**DATA FOR THIS EXERCISE**
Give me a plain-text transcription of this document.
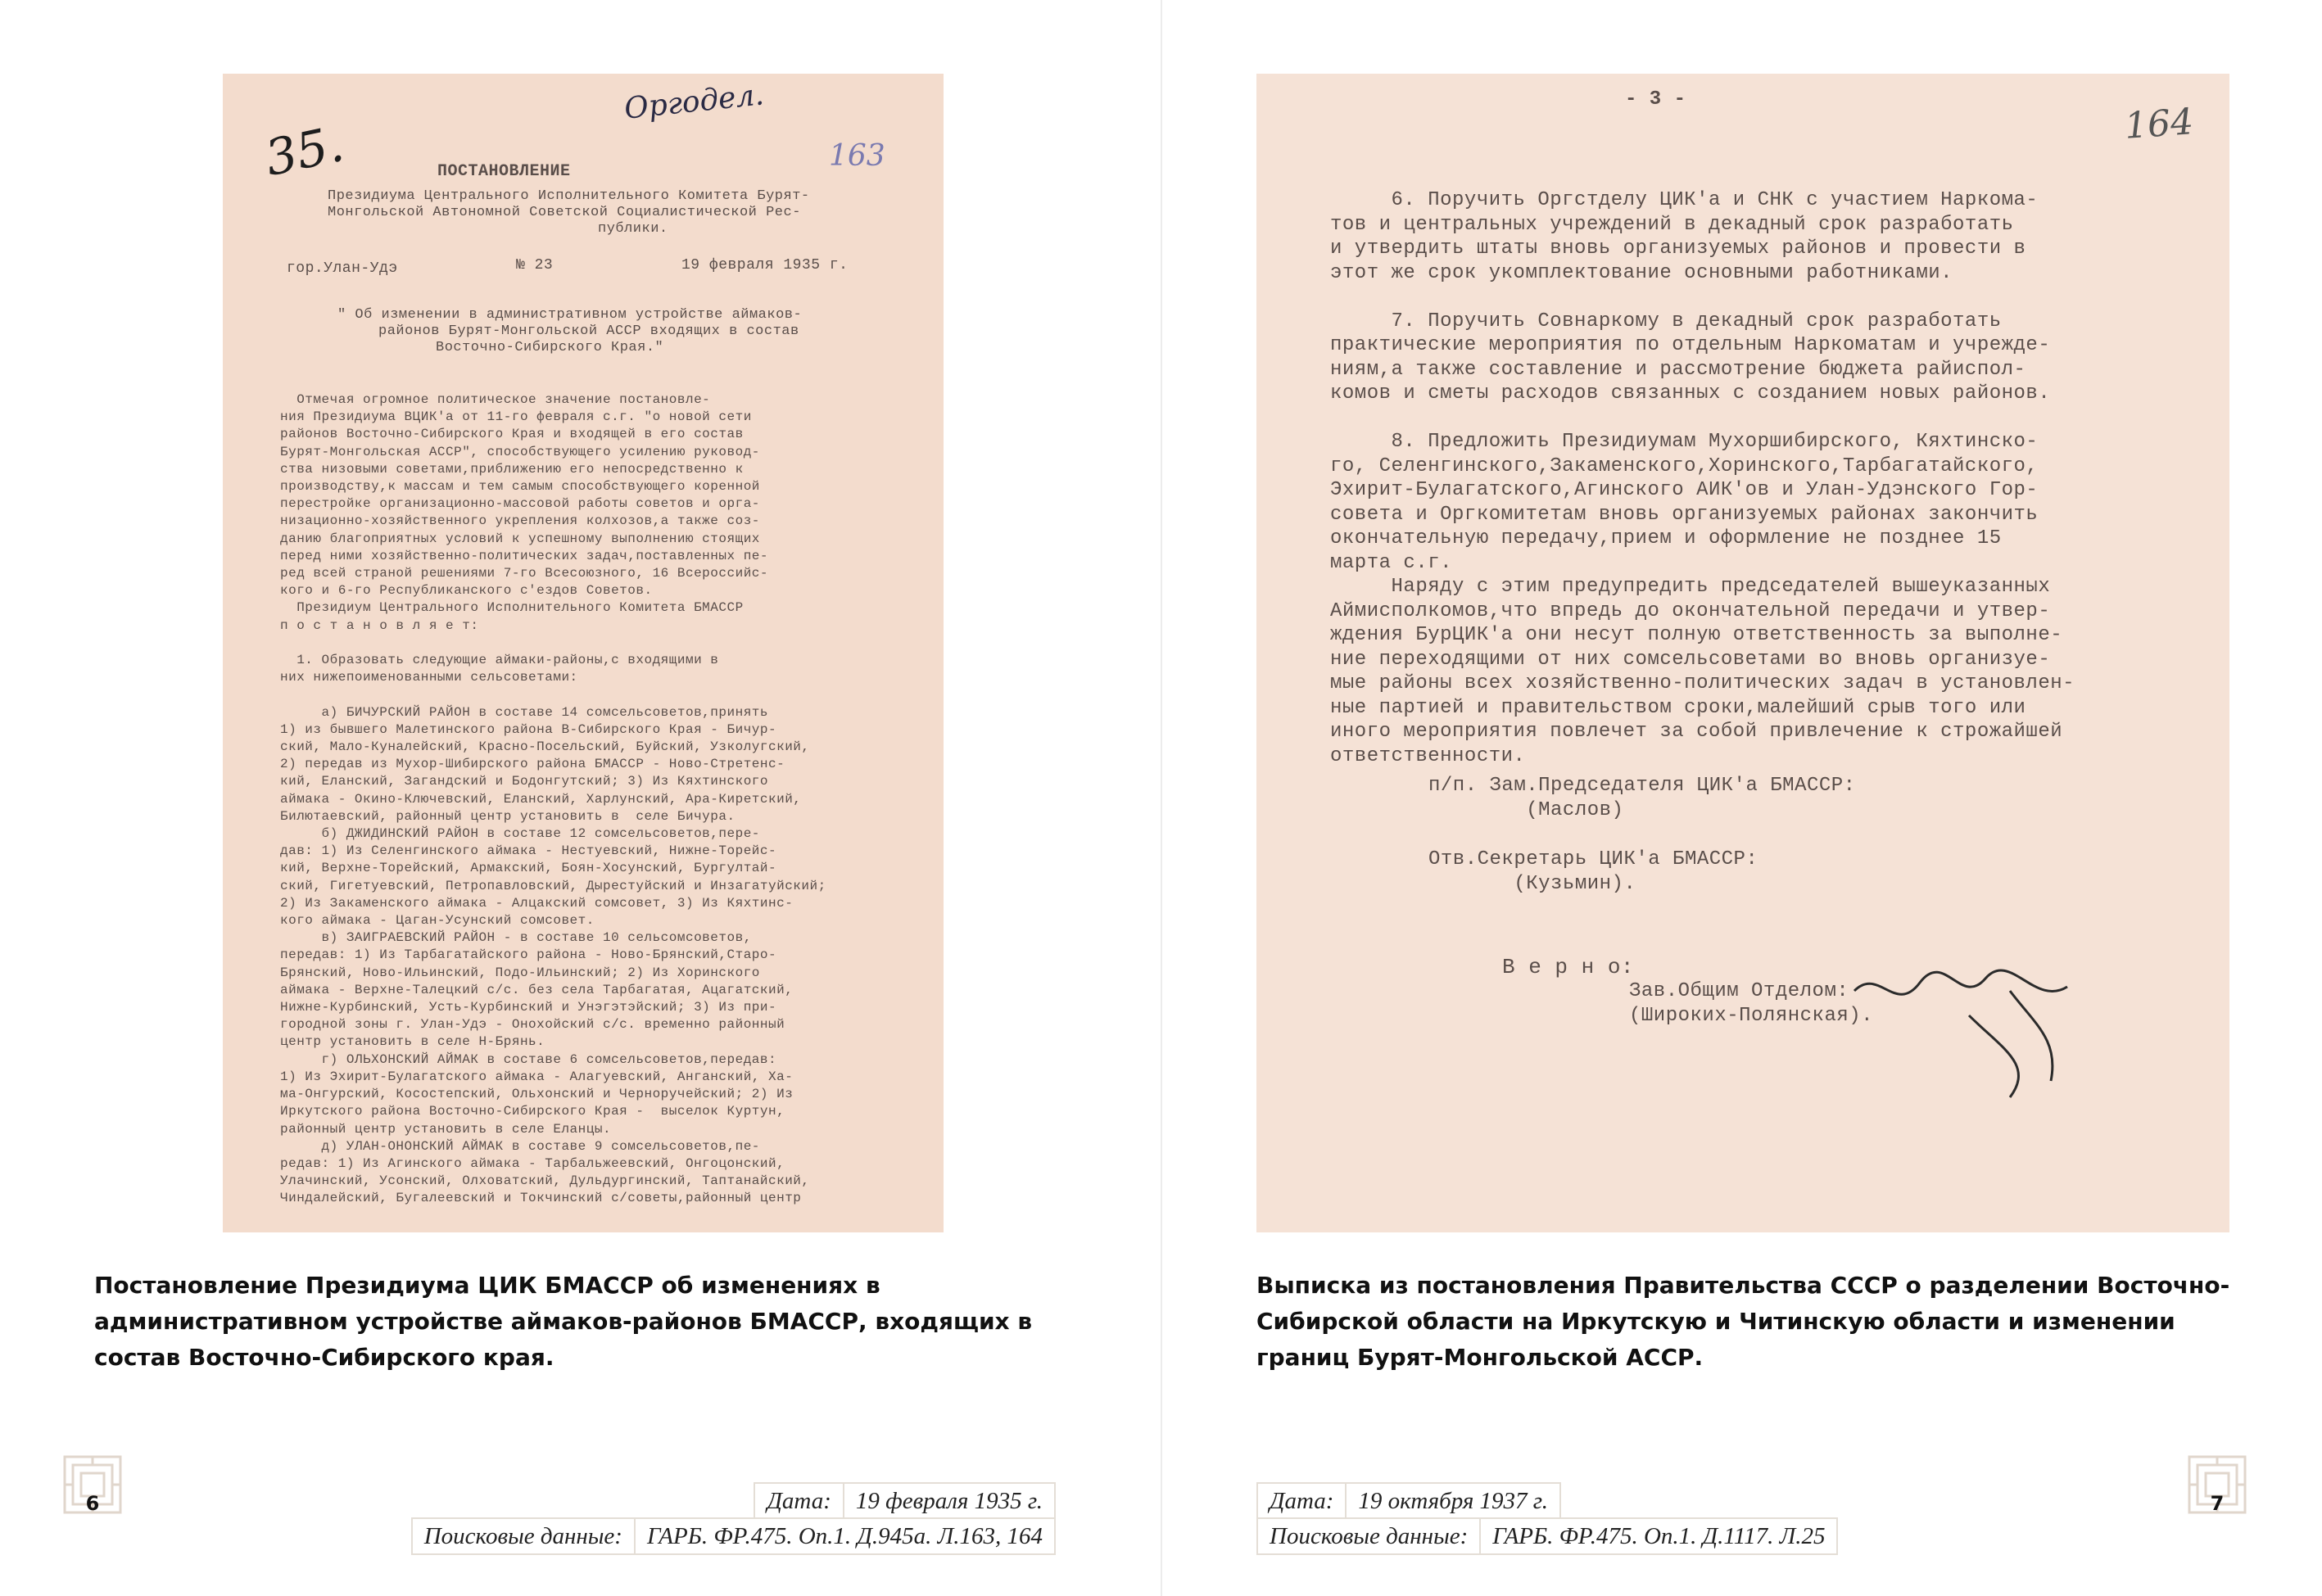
35.
Оргодел.
163
ПОСТАНОВЛЕНИЕ
Президиума Центрального Исполнительного Комитета Бурят-
Монгольской Автономной Советской Социалистической Рес-
публики.
гор.Улан-Удэ	№ 23	19 февраля 1935 г.
" Об изменении в административном устройстве аймаков-
районов Бурят-Монгольской АССР входящих в состав
Восточно-Сибирского Края."
Отмечая огромное политическое значение постановле-
ния Президиума ВЦИК'а от 11-го февраля с.г. "о новой сети
районов Восточно-Сибирского Края и входящей в его состав
Бурят-Монгольская АССР", способствующего усилению руковод-
ства низовыми советами,приближению его непосредственно к
производству,к массам и тем самым способствующего коренной
перестройке организационно-массовой работы советов и орга-
низационно-хозяйственного укрепления колхозов,а также соз-
данию благоприятных условий к успешному выполнению стоящих
перед ними хозяйственно-политических задач,поставленных пе-
ред всей страной решениями 7-го Всесоюзного, 16 Всероссийс-
кого и 6-го Республиканского с'ездов Советов.
Президиум Центрального Исполнительного Комитета БМАССР
п о с т а н о в л я е т:
1. Образовать следующие аймаки-районы,с входящими в
них нижепоименованными сельсоветами:
а) БИЧУРСКИЙ РАЙОН в составе 14 сомсельсоветов,принять
1) из бывшего Малетинского района В-Сибирского Края - Бичур-
ский, Мало-Куналейский, Красно-Посельский, Буйский, Узколугский,
2) передав из Мухор-Шибирского района БМАССР - Ново-Стретенс-
кий, Еланский, Загандский и Бодонгутский; 3) Из Кяхтинского
аймака - Окино-Ключевский, Еланский, Хаpлунский, Ара-Киретский,
Билютаевский, районный центр установить в  селе Бичура.
б) ДЖИДИНСКИЙ РАЙОН в составе 12 сомсельсоветов,пере-
дав: 1) Из Селенгинского аймака - Нестуевский, Нижне-Торейс-
кий, Верхне-Торейский, Армакский, Боян-Хосунский, Бургултай-
ский, Гигетуевский, Петропавловский, Дырестуйский и Инзагатуйский;
2) Из Закаменского аймака - Алцакский сомсовет, 3) Из Кяхтинс-
кого аймака - Цаган-Усунский сомсовет.
в) ЗАИГРАЕВСКИЙ РАЙОН - в составе 10 сельсомсоветов,
передав: 1) Из Тарбагатайского района - Ново-Брянский,Старо-
Брянский, Ново-Ильинский, Подо-Ильинский; 2) Из Хоринского
аймака - Верхне-Талецкий с/с. без села Тарбагатая, Ацагатский,
Нижне-Курбинский, Усть-Курбинский и Унэгэтэйский; 3) Из при-
городной зоны г. Улан-Удэ - Онохойский с/с. временно районный
центр установить в селе Н-Брянь.
г) ОЛЬХОНСКИЙ АЙМАК в составе 6 сомсельсоветов,передав:
1) Из Эхирит-Булагатского аймака - Алагуевский, Анганский, Ха-
ма-Онгурский, Косостепский, Ольхонский и Черноручейский; 2) Из
Иркутского района Восточно-Сибирского Края -  выселок Куртун,
районный центр установить в селе Еланцы.
д) УЛАН-ОНОНСКИЙ АЙМАК в составе 9 сомсельсоветов,пе-
редав: 1) Из Агинского аймака - Тарбальжеевский, Онгоцонский,
Улачинский, Усонский, Олховатский, Дульдургинский, Таптанайский,
Чиндалейский, Бугалеевский и Токчинский с/советы,районный центр

Постановление Президиума ЦИК БМАССР об изменениях в административном устройстве аймаков-районов БМАССР, входящих в состав Восточно-Сибирского края.

Дата:	19 февраля 1935 г.
Поисковые данные:	ГАРБ. ФР.475. Оп.1. Д.945а. Л.163, 164
6
- 3 -
164
6. Поручить Оргстделу ЦИК'а и СНК с участием Наркома-
тов и центральных учреждений в декадный срок разработать
и утвердить штаты вновь организуемых районов и провести в
этот же срок укомплектование основными работниками.
7. Поручить Совнаркому в декадный срок разработать
практические мероприятия по отдельным Наркоматам и учрежде-
ниям,а также составление и рассмотрение бюджета райиспол-
комов и сметы расходов связанных с созданием новых районов.
8. Предложить Президиумам Мухоршибирского, Кяхтинско-
го, Селенгинского,Закаменского,Хоринского,Тарбагатайского,
Эхирит-Булагатского,Агинского АИК'ов и Улан-Удэнского Гор-
совета и Оргкомитетам вновь организуемых районах закончить
окончательную передачу,прием и оформление не позднее 15
марта с.г.
Наряду с этим предупредить председателей вышеуказанных
Аймисполкомов,что впредь до окончательной передачи и утвер-
ждения БурЦИК'а они несут полную ответственность за выполне-
ние переходящими от них сомсельсоветами во вновь организуе-
мые районы всех хозяйственно-политических задач в установлен-
ные партией и правительством сроки,малейший срыв того или
иного мероприятия повлечет за собой привлечение к строжайшей
ответственности.
п/п. Зам.Председателя ЦИК'а БМАССР:
(Маслов)
Отв.Секретарь ЦИК'а БМАССР:
(Кузьмин).
В е р н о:
Зав.Общим Отделом:
(Широких-Полянская).

Выписка из постановления Правительства СССР о разделении Восточно-Сибирской области на Иркутскую и Читинскую области и изменении границ Бурят-Монгольской АССР.

Дата:	19 октября 1937 г.
Поисковые данные:	ГАРБ. ФР.475. Оп.1. Д.1117. Л.25
7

**EXERCISE OBJECTIVE**
Return each line of the data, keeping its wording exact and omitting pictures.

**ANSWER TO THIS EXERCISE**
Give me a plain-text transcription of this document.
35.
Оргодел.
163
ПОСТАНОВЛЕНИЕ
Президиума Центрального Исполнительного Комитета Бурят-
Монгольской Автономной Советской Социалистической Рес-
публики.
гор.Улан-Удэ	№ 23	19 февраля 1935 г.
" Об изменении в административном устройстве аймаков-
районов Бурят-Монгольской АССР входящих в состав
Восточно-Сибирского Края."
Отмечая огромное политическое значение постановле-
ния Президиума ВЦИК'а от 11-го февраля с.г. "о новой сети
районов Восточно-Сибирского Края и входящей в его состав
Бурят-Монгольская АССР", способствующего усилению руковод-
ства низовыми советами,приближению его непосредственно к
производству,к массам и тем самым способствующего коренной
перестройке организационно-массовой работы советов и орга-
низационно-хозяйственного укрепления колхозов,а также соз-
данию благоприятных условий к успешному выполнению стоящих
перед ними хозяйственно-политических задач,поставленных пе-
ред всей страной решениями 7-го Всесоюзного, 16 Всероссийс-
кого и 6-го Республиканского с'ездов Советов.
Президиум Центрального Исполнительного Комитета БМАССР
п о с т а н о в л я е т:
1. Образовать следующие аймаки-районы,с входящими в
них нижепоименованными сельсоветами:
а) БИЧУРСКИЙ РАЙОН в составе 14 сомсельсоветов,принять
1) из бывшего Малетинского района В-Сибирского Края - Бичур-
ский, Мало-Куналейский, Красно-Посельский, Буйский, Узколугский,
2) передав из Мухор-Шибирского района БМАССР - Ново-Стретенс-
кий, Еланский, Загандский и Бодонгутский; 3) Из Кяхтинского
аймака - Окино-Ключевский, Еланский, Хаpлунский, Ара-Киретский,
Билютаевский, районный центр установить в  селе Бичура.
б) ДЖИДИНСКИЙ РАЙОН в составе 12 сомсельсоветов,пере-
дав: 1) Из Селенгинского аймака - Нестуевский, Нижне-Торейс-
кий, Верхне-Торейский, Армакский, Боян-Хосунский, Бургултай-
ский, Гигетуевский, Петропавловский, Дырестуйский и Инзагатуйский;
2) Из Закаменского аймака - Алцакский сомсовет, 3) Из Кяхтинс-
кого аймака - Цаган-Усунский сомсовет.
в) ЗАИГРАЕВСКИЙ РАЙОН - в составе 10 сельсомсоветов,
передав: 1) Из Тарбагатайского района - Ново-Брянский,Старо-
Брянский, Ново-Ильинский, Подо-Ильинский; 2) Из Хоринского
аймака - Верхне-Талецкий с/с. без села Тарбагатая, Ацагатский,
Нижне-Курбинский, Усть-Курбинский и Унэгэтэйский; 3) Из при-
городной зоны г. Улан-Удэ - Онохойский с/с. временно районный
центр установить в селе Н-Брянь.
г) ОЛЬХОНСКИЙ АЙМАК в составе 6 сомсельсоветов,передав:
1) Из Эхирит-Булагатского аймака - Алагуевский, Анганский, Ха-
ма-Онгурский, Косостепский, Ольхонский и Черноручейский; 2) Из
Иркутского района Восточно-Сибирского Края -  выселок Куртун,
районный центр установить в селе Еланцы.
д) УЛАН-ОНОНСКИЙ АЙМАК в составе 9 сомсельсоветов,пе-
редав: 1) Из Агинского аймака - Тарбальжеевский, Онгоцонский,
Улачинский, Усонский, Олховатский, Дульдургинский, Таптанайский,
Чиндалейский, Бугалеевский и Токчинский с/советы,районный центр

Постановление Президиума ЦИК БМАССР об изменениях в административном устройстве аймаков-районов БМАССР, входящих в состав Восточно-Сибирского края.

Дата:	19 февраля 1935 г.
Поисковые данные:	ГАРБ. ФР.475. Оп.1. Д.945а. Л.163, 164
6
- 3 -
164
6. Поручить Оргстделу ЦИК'а и СНК с участием Наркома-
тов и центральных учреждений в декадный срок разработать
и утвердить штаты вновь организуемых районов и провести в
этот же срок укомплектование основными работниками.
7. Поручить Совнаркому в декадный срок разработать
практические мероприятия по отдельным Наркоматам и учрежде-
ниям,а также составление и рассмотрение бюджета райиспол-
комов и сметы расходов связанных с созданием новых районов.
8. Предложить Президиумам Мухоршибирского, Кяхтинско-
го, Селенгинского,Закаменского,Хоринского,Тарбагатайского,
Эхирит-Булагатского,Агинского АИК'ов и Улан-Удэнского Гор-
совета и Оргкомитетам вновь организуемых районах закончить
окончательную передачу,прием и оформление не позднее 15
марта с.г.
Наряду с этим предупредить председателей вышеуказанных
Аймисполкомов,что впредь до окончательной передачи и утвер-
ждения БурЦИК'а они несут полную ответственность за выполне-
ние переходящими от них сомсельсоветами во вновь организуе-
мые районы всех хозяйственно-политических задач в установлен-
ные партией и правительством сроки,малейший срыв того или
иного мероприятия повлечет за собой привлечение к строжайшей
ответственности.
п/п. Зам.Председателя ЦИК'а БМАССР:
(Маслов)
Отв.Секретарь ЦИК'а БМАССР:
(Кузьмин).
В е р н о:
Зав.Общим Отделом:
(Широких-Полянская).

Выписка из постановления Правительства СССР о разделении Восточно-Сибирской области на Иркутскую и Читинскую области и изменении границ Бурят-Монгольской АССР.

Дата:	19 октября 1937 г.
Поисковые данные:	ГАРБ. ФР.475. Оп.1. Д.1117. Л.25
7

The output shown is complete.